======== Data

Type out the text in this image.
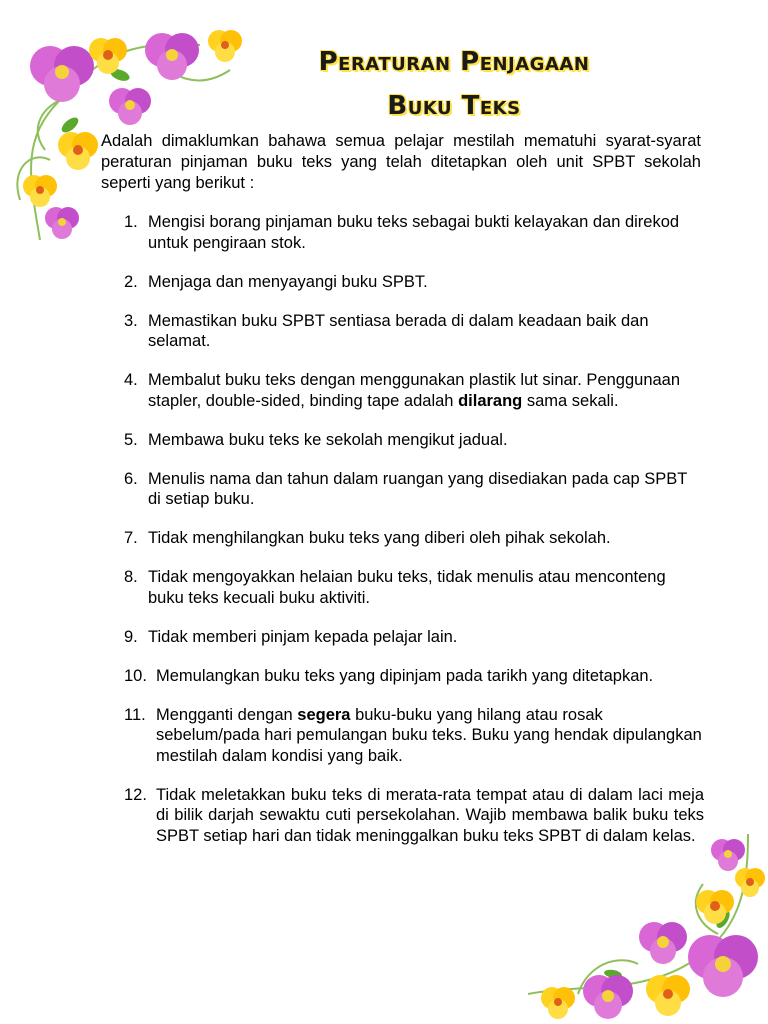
Peraturan Penjagaan
Buku Teks

Adalah dimaklumkan bahawa semua pelajar mestilah mematuhi syarat-syarat peraturan pinjaman buku teks yang telah ditetapkan oleh unit SPBT sekolah seperti yang berikut :

1. Mengisi borang pinjaman buku teks sebagai bukti kelayakan dan direkod untuk pengiraan stok.
2. Menjaga dan menyayangi buku SPBT.
3. Memastikan buku SPBT sentiasa berada di dalam keadaan baik dan selamat.
4. Membalut buku teks dengan menggunakan plastik lut sinar. Penggunaan stapler, double-sided, binding tape adalah dilarang sama sekali.
5. Membawa buku teks ke sekolah mengikut jadual.
6. Menulis nama dan tahun dalam ruangan yang disediakan pada cap SPBT di setiap buku.
7. Tidak menghilangkan buku teks yang diberi oleh pihak sekolah.
8. Tidak mengoyakkan helaian buku teks, tidak menulis atau menconteng buku teks kecuali buku aktiviti.
9. Tidak memberi pinjam kepada pelajar lain.
10. Memulangkan buku teks yang dipinjam pada tarikh yang ditetapkan.
11. Mengganti dengan segera buku-buku yang hilang atau rosak sebelum/pada hari pemulangan buku teks. Buku yang hendak dipulangkan mestilah dalam kondisi yang baik.
12. Tidak meletakkan buku teks di merata-rata tempat atau di dalam laci meja di bilik darjah sewaktu cuti persekolahan. Wajib membawa balik buku teks SPBT setiap hari dan tidak meninggalkan buku teks SPBT di dalam kelas.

================

--- Request ---
Check each line of the data above for the word "baik", then state how many lines have it. Give the number alone.

--- Answer to the task ---
2